Problem statement
Examine each line of the data. Copy those that contain the string "unix".
>>
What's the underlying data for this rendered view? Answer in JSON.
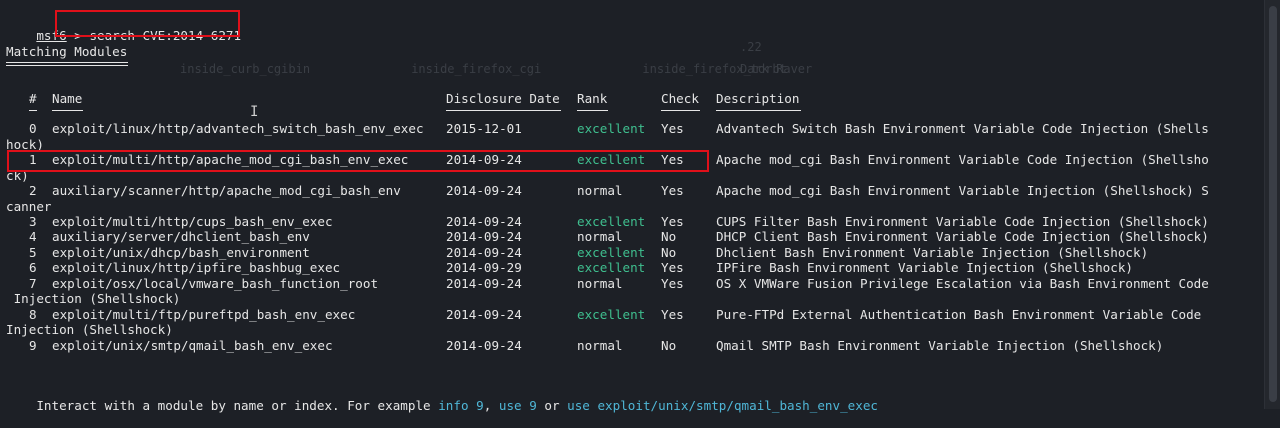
{
  "prompt": {
    "name": "msf6",
    "sep": " > ",
    "command": "search CVE:2014-6271"
  },
  "heading": "Matching Modules",
  "columns": {
    "num": "#",
    "name": "Name",
    "date": "Disclosure Date",
    "rank": "Rank",
    "check": "Check",
    "desc": "Description"
  },
  "rows": [
    {
      "num": "0",
      "name": "exploit/linux/http/advantech_switch_bash_env_exec",
      "date": "2015-12-01",
      "rank": "excellent",
      "check": "Yes",
      "desc": "Advantech Switch Bash Environment Variable Code Injection (Shells",
      "wrap": "hock)"
    },
    {
      "num": "1",
      "name": "exploit/multi/http/apache_mod_cgi_bash_env_exec",
      "date": "2014-09-24",
      "rank": "excellent",
      "check": "Yes",
      "desc": "Apache mod_cgi Bash Environment Variable Code Injection (Shellsho",
      "wrap": "ck)"
    },
    {
      "num": "2",
      "name": "auxiliary/scanner/http/apache_mod_cgi_bash_env",
      "date": "2014-09-24",
      "rank": "normal",
      "check": "Yes",
      "desc": "Apache mod_cgi Bash Environment Variable Injection (Shellshock) S",
      "wrap": "canner"
    },
    {
      "num": "3",
      "name": "exploit/multi/http/cups_bash_env_exec",
      "date": "2014-09-24",
      "rank": "excellent",
      "check": "Yes",
      "desc": "CUPS Filter Bash Environment Variable Code Injection (Shellshock)",
      "wrap": ""
    },
    {
      "num": "4",
      "name": "auxiliary/server/dhclient_bash_env",
      "date": "2014-09-24",
      "rank": "normal",
      "check": "No",
      "desc": "DHCP Client Bash Environment Variable Code Injection (Shellshock)",
      "wrap": ""
    },
    {
      "num": "5",
      "name": "exploit/unix/dhcp/bash_environment",
      "date": "2014-09-24",
      "rank": "excellent",
      "check": "No",
      "desc": "Dhclient Bash Environment Variable Injection (Shellshock)",
      "wrap": ""
    },
    {
      "num": "6",
      "name": "exploit/linux/http/ipfire_bashbug_exec",
      "date": "2014-09-29",
      "rank": "excellent",
      "check": "Yes",
      "desc": "IPFire Bash Environment Variable Injection (Shellshock)",
      "wrap": ""
    },
    {
      "num": "7",
      "name": "exploit/osx/local/vmware_bash_function_root",
      "date": "2014-09-24",
      "rank": "normal",
      "check": "Yes",
      "desc": "OS X VMWare Fusion Privilege Escalation via Bash Environment Code",
      "wrap": " Injection (Shellshock)"
    },
    {
      "num": "8",
      "name": "exploit/multi/ftp/pureftpd_bash_env_exec",
      "date": "2014-09-24",
      "rank": "excellent",
      "check": "Yes",
      "desc": "Pure-FTPd External Authentication Bash Environment Variable Code",
      "wrap": "Injection (Shellshock)"
    },
    {
      "num": "9",
      "name": "exploit/unix/smtp/qmail_bash_env_exec",
      "date": "2014-09-24",
      "rank": "normal",
      "check": "No",
      "desc": "Qmail SMTP Bash Environment Variable Injection (Shellshock)",
      "wrap": ""
    }
  ],
  "footer": {
    "prefix": "Interact with a module by name or index. For example ",
    "info": "info 9",
    "comma": ", ",
    "use_idx": "use 9",
    "or": " or ",
    "use_name": "use exploit/unix/smtp/qmail_bash_env_exec"
  },
  "colors": {
    "background": "#1d2026",
    "text": "#e6e6e6",
    "excellent": "#3fbf8f",
    "hint": "#4fb6d6",
    "highlight_box": "#e0101a"
  }
}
<<
Solution below
      "name": "exploit/unix/dhcp/bash_environment",
      "name": "exploit/unix/smtp/qmail_bash_env_exec",
    "use_name": "use exploit/unix/smtp/qmail_bash_env_exec"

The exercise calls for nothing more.